* WHAT THIS TASK INVOLVES
Return the full listing exactly as it is written.
********
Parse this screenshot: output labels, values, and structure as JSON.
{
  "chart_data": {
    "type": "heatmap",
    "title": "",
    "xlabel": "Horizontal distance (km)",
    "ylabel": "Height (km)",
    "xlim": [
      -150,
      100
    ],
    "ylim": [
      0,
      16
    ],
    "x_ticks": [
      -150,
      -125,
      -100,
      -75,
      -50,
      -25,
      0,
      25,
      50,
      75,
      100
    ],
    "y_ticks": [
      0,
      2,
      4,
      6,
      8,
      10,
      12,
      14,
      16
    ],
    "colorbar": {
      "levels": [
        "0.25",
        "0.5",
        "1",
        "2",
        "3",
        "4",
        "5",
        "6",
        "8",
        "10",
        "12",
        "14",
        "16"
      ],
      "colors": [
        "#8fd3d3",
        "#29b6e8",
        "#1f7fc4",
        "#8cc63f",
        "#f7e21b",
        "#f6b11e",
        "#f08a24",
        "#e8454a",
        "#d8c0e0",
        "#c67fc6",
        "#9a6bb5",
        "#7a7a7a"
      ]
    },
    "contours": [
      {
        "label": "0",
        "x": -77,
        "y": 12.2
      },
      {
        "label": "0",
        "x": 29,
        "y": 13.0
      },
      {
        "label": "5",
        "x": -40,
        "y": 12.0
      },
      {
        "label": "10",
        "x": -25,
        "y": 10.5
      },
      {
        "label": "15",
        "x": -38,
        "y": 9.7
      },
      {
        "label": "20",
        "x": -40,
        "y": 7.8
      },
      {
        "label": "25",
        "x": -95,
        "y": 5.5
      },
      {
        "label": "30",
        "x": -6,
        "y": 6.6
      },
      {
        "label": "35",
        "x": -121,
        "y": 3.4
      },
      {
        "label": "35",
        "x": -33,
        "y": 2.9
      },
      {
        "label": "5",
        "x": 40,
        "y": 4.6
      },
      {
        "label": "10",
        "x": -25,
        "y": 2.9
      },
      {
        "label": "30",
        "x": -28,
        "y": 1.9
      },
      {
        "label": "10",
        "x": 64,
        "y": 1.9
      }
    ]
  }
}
********
* ANSWER TO THE PROBLEM
Parse this screenshot: output labels, values, and structure as JSON.
{
  "chart_data": {
    "type": "heatmap",
    "title": "",
    "xlabel": "Horizontal distance (km)",
    "ylabel": "Height (km)",
    "xlim": [
      -150,
      100
    ],
    "ylim": [
      0,
      16
    ],
    "x_ticks": [
      -150,
      -125,
      -100,
      -75,
      -50,
      -25,
      0,
      25,
      50,
      75,
      100
    ],
    "y_ticks": [
      0,
      2,
      4,
      6,
      8,
      10,
      12,
      14,
      16
    ],
    "colorbar": {
      "levels": [
        "0.25",
        "0.5",
        "1",
        "2",
        "3",
        "4",
        "5",
        "6",
        "8",
        "10",
        "12",
        "14",
        "16"
      ],
      "colors": [
        "#8fd3d3",
        "#29b6e8",
        "#1f7fc4",
        "#8cc63f",
        "#f7e21b",
        "#f6b11e",
        "#f08a24",
        "#e8454a",
        "#d8c0e0",
        "#c67fc6",
        "#9a6bb5",
        "#7a7a7a"
      ]
    },
    "contours": [
      {
        "label": "0",
        "x": -77,
        "y": 12.2
      },
      {
        "label": "0",
        "x": 29,
        "y": 13.0
      },
      {
        "label": "5",
        "x": -40,
        "y": 12.0
      },
      {
        "label": "10",
        "x": -25,
        "y": 10.5
      },
      {
        "label": "15",
        "x": -38,
        "y": 9.7
      },
      {
        "label": "20",
        "x": -40,
        "y": 7.8
      },
      {
        "label": "25",
        "x": -95,
        "y": 5.5
      },
      {
        "label": "30",
        "x": -6,
        "y": 6.6
      },
      {
        "label": "35",
        "x": -121,
        "y": 3.4
      },
      {
        "label": "35",
        "x": -33,
        "y": 2.9
      },
      {
        "label": "5",
        "x": 40,
        "y": 4.6
      },
      {
        "label": "10",
        "x": -25,
        "y": 2.9
      },
      {
        "label": "30",
        "x": -28,
        "y": 1.9
      },
      {
        "label": "10",
        "x": 64,
        "y": 1.9
      }
    ]
  }
}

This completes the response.